* _Task requirements_: Find the lines containing the word "CRUZ" and copy every one of them.

━━━ Available records ━━━

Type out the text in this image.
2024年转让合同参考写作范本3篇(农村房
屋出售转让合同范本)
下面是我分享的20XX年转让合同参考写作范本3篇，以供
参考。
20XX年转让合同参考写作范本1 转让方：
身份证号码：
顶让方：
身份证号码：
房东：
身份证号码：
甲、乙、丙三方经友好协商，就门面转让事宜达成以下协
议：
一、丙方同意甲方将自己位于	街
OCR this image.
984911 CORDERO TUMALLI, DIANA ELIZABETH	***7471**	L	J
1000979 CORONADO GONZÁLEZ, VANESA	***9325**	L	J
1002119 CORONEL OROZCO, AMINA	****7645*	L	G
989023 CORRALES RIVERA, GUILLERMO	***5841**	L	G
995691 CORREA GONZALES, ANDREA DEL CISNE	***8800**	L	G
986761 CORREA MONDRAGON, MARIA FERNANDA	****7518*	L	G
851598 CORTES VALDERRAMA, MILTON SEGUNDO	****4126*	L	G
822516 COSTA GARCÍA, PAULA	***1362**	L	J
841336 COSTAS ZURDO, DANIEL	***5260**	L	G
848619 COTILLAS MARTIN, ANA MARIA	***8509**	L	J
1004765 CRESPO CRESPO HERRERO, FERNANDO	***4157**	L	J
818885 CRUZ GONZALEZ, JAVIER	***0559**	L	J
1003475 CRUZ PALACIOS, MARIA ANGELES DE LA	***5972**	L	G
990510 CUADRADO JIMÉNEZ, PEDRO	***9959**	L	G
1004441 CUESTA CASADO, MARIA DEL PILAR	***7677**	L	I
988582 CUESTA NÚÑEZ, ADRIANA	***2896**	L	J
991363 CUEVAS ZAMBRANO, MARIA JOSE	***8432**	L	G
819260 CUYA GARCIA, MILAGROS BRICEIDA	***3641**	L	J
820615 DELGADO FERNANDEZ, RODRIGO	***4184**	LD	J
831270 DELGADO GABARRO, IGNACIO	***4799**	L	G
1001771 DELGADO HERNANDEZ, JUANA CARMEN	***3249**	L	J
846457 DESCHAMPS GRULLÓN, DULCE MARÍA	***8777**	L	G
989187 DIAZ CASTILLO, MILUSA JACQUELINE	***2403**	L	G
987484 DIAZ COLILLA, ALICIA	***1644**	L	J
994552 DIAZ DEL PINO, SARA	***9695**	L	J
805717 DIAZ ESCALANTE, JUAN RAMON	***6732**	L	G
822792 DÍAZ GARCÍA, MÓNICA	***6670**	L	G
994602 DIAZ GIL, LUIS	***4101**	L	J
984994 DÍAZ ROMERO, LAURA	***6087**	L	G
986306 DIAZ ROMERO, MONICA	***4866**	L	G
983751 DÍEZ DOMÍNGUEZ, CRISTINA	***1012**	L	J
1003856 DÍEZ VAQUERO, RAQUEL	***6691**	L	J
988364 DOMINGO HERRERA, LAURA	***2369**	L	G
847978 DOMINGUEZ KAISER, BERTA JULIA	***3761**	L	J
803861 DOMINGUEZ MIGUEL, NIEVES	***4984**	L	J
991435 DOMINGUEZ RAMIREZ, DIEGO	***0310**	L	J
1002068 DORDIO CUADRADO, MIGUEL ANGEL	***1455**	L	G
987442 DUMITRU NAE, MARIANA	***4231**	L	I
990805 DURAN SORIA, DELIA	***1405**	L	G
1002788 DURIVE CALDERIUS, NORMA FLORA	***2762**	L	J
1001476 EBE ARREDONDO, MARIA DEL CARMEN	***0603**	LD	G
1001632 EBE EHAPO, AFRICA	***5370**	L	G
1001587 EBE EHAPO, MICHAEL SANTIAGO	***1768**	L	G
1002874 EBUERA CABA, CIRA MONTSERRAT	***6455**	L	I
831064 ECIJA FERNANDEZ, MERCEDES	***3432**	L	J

━━━

* _Output for this task_:
818885 CRUZ GONZALEZ, JAVIER	***0559**	L	J
1003475 CRUZ PALACIOS, MARIA ANGELES DE LA	***5972**	L	G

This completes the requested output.